→ **WHAT TO PRODUCE**: Search the material below for the word "HESSI". Copy every line that has it.

→ **RECORDS FOR PROCESSING**:

....

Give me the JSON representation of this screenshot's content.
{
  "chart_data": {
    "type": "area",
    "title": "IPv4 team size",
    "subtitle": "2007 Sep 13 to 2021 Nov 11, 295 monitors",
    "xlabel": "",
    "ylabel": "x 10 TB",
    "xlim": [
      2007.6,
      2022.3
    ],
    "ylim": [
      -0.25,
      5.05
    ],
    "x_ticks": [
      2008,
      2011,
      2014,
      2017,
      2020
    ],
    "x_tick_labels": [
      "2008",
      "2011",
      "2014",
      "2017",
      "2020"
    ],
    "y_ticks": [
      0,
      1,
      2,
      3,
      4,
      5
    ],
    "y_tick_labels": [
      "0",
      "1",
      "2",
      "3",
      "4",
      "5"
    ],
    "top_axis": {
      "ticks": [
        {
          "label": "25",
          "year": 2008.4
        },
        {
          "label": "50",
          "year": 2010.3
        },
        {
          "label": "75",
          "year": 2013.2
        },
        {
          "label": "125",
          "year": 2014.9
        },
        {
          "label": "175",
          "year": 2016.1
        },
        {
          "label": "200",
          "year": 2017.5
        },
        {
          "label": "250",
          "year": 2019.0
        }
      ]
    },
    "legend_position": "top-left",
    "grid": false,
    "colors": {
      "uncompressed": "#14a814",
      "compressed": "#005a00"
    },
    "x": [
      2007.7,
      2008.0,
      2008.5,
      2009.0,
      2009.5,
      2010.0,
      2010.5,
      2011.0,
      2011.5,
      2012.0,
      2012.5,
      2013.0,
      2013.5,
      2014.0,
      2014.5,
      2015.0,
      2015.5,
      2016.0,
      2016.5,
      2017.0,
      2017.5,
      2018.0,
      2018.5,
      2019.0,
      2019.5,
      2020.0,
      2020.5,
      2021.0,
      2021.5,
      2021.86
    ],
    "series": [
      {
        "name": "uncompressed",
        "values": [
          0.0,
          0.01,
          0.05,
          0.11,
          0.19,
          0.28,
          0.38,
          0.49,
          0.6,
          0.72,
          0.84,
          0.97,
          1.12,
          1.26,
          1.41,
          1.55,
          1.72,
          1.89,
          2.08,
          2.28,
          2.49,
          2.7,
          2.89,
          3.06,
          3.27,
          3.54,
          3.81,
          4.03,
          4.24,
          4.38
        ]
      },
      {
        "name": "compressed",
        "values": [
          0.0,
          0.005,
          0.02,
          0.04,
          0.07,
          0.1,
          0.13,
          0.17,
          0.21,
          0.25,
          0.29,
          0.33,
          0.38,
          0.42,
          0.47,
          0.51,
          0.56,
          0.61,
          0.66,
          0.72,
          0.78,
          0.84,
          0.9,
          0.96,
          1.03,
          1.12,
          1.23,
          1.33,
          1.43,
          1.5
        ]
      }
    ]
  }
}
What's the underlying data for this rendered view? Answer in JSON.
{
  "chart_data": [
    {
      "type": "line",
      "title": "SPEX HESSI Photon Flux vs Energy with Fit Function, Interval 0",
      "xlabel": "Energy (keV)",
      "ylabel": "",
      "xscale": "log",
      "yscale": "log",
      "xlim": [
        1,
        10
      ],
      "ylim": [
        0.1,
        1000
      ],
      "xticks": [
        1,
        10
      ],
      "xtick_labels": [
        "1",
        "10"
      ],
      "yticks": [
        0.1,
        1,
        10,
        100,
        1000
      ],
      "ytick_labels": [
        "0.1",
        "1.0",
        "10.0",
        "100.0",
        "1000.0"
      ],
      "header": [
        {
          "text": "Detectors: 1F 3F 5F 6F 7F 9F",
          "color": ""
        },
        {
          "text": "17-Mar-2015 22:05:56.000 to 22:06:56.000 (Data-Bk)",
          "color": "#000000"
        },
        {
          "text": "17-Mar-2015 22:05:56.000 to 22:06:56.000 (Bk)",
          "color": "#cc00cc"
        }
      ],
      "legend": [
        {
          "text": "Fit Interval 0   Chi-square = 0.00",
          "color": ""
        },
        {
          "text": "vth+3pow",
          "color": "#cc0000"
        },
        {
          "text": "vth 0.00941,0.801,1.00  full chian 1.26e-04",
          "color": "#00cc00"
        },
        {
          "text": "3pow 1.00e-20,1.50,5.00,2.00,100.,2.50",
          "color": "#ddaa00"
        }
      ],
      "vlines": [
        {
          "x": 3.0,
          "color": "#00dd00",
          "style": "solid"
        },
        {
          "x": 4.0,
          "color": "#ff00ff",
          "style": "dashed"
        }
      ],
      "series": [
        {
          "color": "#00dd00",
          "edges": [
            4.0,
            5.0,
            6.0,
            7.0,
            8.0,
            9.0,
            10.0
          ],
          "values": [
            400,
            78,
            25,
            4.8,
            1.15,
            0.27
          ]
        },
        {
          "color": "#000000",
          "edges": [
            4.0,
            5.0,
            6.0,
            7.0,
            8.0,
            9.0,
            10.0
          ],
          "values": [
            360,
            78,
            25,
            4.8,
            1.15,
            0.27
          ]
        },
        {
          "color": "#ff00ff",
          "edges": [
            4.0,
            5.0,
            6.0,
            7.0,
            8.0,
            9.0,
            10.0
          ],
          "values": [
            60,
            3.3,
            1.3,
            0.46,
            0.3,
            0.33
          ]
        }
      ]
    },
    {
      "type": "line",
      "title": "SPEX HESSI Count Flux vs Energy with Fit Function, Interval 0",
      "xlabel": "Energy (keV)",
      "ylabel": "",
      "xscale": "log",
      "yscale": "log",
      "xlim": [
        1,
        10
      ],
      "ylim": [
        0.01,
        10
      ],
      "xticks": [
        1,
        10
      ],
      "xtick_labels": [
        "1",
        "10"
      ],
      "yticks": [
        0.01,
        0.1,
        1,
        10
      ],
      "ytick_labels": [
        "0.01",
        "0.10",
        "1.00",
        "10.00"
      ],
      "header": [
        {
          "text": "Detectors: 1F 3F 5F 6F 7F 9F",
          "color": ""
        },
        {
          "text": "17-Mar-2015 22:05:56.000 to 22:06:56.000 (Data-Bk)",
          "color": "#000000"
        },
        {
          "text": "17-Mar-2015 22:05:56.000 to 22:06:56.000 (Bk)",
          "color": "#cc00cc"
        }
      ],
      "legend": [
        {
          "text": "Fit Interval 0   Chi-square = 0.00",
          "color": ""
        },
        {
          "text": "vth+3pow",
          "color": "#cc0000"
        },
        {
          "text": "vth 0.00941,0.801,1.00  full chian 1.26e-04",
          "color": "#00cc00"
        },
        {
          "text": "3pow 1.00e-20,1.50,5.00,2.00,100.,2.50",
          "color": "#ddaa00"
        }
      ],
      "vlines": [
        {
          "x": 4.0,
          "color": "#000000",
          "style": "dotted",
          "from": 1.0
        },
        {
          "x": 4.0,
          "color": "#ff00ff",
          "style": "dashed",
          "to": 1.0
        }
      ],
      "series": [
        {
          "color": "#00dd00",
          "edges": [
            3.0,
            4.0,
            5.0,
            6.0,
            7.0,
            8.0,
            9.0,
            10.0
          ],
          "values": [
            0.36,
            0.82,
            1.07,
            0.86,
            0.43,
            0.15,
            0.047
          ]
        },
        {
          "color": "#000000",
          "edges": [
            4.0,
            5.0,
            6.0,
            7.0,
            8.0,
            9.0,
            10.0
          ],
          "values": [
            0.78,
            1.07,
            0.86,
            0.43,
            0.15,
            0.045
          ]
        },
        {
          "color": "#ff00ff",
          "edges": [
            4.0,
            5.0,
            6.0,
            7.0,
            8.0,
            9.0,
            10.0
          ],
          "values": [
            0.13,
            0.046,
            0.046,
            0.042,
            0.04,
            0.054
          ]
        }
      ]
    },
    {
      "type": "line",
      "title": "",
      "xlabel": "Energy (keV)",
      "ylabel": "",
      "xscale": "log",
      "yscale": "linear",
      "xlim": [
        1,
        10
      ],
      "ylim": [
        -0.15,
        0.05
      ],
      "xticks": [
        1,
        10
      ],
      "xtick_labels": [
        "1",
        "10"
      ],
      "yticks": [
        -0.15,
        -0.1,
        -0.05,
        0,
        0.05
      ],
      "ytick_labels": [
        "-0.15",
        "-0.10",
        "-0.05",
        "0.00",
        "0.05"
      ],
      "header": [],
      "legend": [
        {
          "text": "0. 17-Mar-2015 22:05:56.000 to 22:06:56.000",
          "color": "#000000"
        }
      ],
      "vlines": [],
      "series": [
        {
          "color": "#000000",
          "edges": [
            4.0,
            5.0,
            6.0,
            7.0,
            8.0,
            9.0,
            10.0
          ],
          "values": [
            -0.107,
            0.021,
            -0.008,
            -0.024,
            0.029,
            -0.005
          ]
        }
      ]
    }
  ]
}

....

→ **RESPONSE**:
      "title": "SPEX HESSI Photon Flux vs Energy with Fit Function, Interval 0",
      "title": "SPEX HESSI Count Flux vs Energy with Fit Function, Interval 0",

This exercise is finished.